— START Entries provided —
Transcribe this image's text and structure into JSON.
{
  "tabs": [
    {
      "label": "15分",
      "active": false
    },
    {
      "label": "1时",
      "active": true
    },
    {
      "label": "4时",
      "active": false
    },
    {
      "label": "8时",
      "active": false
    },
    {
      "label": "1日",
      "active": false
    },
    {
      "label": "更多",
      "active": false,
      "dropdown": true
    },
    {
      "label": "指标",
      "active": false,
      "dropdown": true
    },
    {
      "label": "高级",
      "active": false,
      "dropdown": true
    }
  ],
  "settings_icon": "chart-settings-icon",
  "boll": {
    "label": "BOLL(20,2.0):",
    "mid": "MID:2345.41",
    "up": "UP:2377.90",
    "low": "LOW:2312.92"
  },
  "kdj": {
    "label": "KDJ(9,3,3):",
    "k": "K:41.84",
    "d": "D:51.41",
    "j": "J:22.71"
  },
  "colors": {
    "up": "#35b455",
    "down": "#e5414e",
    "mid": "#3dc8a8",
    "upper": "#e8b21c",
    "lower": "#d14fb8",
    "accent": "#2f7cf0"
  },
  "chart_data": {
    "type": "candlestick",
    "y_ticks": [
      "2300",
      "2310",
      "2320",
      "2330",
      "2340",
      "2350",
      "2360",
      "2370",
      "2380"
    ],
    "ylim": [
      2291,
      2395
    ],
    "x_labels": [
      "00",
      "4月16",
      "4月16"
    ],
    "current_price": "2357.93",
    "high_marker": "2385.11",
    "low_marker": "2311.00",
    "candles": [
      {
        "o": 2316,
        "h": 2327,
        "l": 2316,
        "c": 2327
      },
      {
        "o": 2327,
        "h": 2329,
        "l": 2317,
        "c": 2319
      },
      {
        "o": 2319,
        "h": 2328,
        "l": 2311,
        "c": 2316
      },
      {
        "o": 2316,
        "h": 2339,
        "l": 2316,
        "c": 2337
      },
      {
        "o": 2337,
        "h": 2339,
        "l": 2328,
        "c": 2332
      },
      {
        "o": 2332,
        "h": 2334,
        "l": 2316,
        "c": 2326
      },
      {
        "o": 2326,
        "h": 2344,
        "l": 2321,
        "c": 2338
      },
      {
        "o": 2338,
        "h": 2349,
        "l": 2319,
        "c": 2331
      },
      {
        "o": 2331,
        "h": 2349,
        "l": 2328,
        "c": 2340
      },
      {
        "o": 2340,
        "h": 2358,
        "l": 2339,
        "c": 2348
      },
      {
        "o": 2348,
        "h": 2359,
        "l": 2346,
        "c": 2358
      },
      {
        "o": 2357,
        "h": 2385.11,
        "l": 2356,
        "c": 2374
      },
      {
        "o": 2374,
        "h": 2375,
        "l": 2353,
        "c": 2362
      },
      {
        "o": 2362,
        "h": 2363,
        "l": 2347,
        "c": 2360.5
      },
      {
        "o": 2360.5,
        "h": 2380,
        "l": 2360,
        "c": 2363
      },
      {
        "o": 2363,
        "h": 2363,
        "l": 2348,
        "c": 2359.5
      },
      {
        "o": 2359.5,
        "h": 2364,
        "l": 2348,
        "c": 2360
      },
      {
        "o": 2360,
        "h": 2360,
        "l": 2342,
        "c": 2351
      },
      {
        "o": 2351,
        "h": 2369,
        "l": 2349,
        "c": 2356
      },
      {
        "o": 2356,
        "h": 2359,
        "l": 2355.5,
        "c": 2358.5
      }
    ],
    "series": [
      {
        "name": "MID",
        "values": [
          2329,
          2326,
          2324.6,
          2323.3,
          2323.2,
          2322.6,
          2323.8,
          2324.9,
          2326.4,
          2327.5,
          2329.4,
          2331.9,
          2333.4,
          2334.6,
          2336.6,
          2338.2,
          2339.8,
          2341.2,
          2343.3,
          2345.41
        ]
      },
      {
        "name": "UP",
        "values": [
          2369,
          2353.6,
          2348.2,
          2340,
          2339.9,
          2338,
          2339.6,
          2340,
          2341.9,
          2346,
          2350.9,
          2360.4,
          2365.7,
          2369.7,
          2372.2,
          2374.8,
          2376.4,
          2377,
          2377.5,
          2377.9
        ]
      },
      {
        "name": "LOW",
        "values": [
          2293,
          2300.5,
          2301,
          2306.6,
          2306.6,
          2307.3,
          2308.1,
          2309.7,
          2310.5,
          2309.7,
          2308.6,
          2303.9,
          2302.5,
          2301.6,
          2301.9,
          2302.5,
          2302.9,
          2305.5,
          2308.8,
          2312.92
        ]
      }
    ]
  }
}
— END Entries provided —
All of the data must be returned exactly.

Transcribe this image's text and structure into JSON.
{
  "tabs": [
    {
      "label": "15分",
      "active": false
    },
    {
      "label": "1时",
      "active": true
    },
    {
      "label": "4时",
      "active": false
    },
    {
      "label": "8时",
      "active": false
    },
    {
      "label": "1日",
      "active": false
    },
    {
      "label": "更多",
      "active": false,
      "dropdown": true
    },
    {
      "label": "指标",
      "active": false,
      "dropdown": true
    },
    {
      "label": "高级",
      "active": false,
      "dropdown": true
    }
  ],
  "settings_icon": "chart-settings-icon",
  "boll": {
    "label": "BOLL(20,2.0):",
    "mid": "MID:2345.41",
    "up": "UP:2377.90",
    "low": "LOW:2312.92"
  },
  "kdj": {
    "label": "KDJ(9,3,3):",
    "k": "K:41.84",
    "d": "D:51.41",
    "j": "J:22.71"
  },
  "colors": {
    "up": "#35b455",
    "down": "#e5414e",
    "mid": "#3dc8a8",
    "upper": "#e8b21c",
    "lower": "#d14fb8",
    "accent": "#2f7cf0"
  },
  "chart_data": {
    "type": "candlestick",
    "y_ticks": [
      "2300",
      "2310",
      "2320",
      "2330",
      "2340",
      "2350",
      "2360",
      "2370",
      "2380"
    ],
    "ylim": [
      2291,
      2395
    ],
    "x_labels": [
      "00",
      "4月16",
      "4月16"
    ],
    "current_price": "2357.93",
    "high_marker": "2385.11",
    "low_marker": "2311.00",
    "candles": [
      {
        "o": 2316,
        "h": 2327,
        "l": 2316,
        "c": 2327
      },
      {
        "o": 2327,
        "h": 2329,
        "l": 2317,
        "c": 2319
      },
      {
        "o": 2319,
        "h": 2328,
        "l": 2311,
        "c": 2316
      },
      {
        "o": 2316,
        "h": 2339,
        "l": 2316,
        "c": 2337
      },
      {
        "o": 2337,
        "h": 2339,
        "l": 2328,
        "c": 2332
      },
      {
        "o": 2332,
        "h": 2334,
        "l": 2316,
        "c": 2326
      },
      {
        "o": 2326,
        "h": 2344,
        "l": 2321,
        "c": 2338
      },
      {
        "o": 2338,
        "h": 2349,
        "l": 2319,
        "c": 2331
      },
      {
        "o": 2331,
        "h": 2349,
        "l": 2328,
        "c": 2340
      },
      {
        "o": 2340,
        "h": 2358,
        "l": 2339,
        "c": 2348
      },
      {
        "o": 2348,
        "h": 2359,
        "l": 2346,
        "c": 2358
      },
      {
        "o": 2357,
        "h": 2385.11,
        "l": 2356,
        "c": 2374
      },
      {
        "o": 2374,
        "h": 2375,
        "l": 2353,
        "c": 2362
      },
      {
        "o": 2362,
        "h": 2363,
        "l": 2347,
        "c": 2360.5
      },
      {
        "o": 2360.5,
        "h": 2380,
        "l": 2360,
        "c": 2363
      },
      {
        "o": 2363,
        "h": 2363,
        "l": 2348,
        "c": 2359.5
      },
      {
        "o": 2359.5,
        "h": 2364,
        "l": 2348,
        "c": 2360
      },
      {
        "o": 2360,
        "h": 2360,
        "l": 2342,
        "c": 2351
      },
      {
        "o": 2351,
        "h": 2369,
        "l": 2349,
        "c": 2356
      },
      {
        "o": 2356,
        "h": 2359,
        "l": 2355.5,
        "c": 2358.5
      }
    ],
    "series": [
      {
        "name": "MID",
        "values": [
          2329,
          2326,
          2324.6,
          2323.3,
          2323.2,
          2322.6,
          2323.8,
          2324.9,
          2326.4,
          2327.5,
          2329.4,
          2331.9,
          2333.4,
          2334.6,
          2336.6,
          2338.2,
          2339.8,
          2341.2,
          2343.3,
          2345.41
        ]
      },
      {
        "name": "UP",
        "values": [
          2369,
          2353.6,
          2348.2,
          2340,
          2339.9,
          2338,
          2339.6,
          2340,
          2341.9,
          2346,
          2350.9,
          2360.4,
          2365.7,
          2369.7,
          2372.2,
          2374.8,
          2376.4,
          2377,
          2377.5,
          2377.9
        ]
      },
      {
        "name": "LOW",
        "values": [
          2293,
          2300.5,
          2301,
          2306.6,
          2306.6,
          2307.3,
          2308.1,
          2309.7,
          2310.5,
          2309.7,
          2308.6,
          2303.9,
          2302.5,
          2301.6,
          2301.9,
          2302.5,
          2302.9,
          2305.5,
          2308.8,
          2312.92
        ]
      }
    ]
  }
}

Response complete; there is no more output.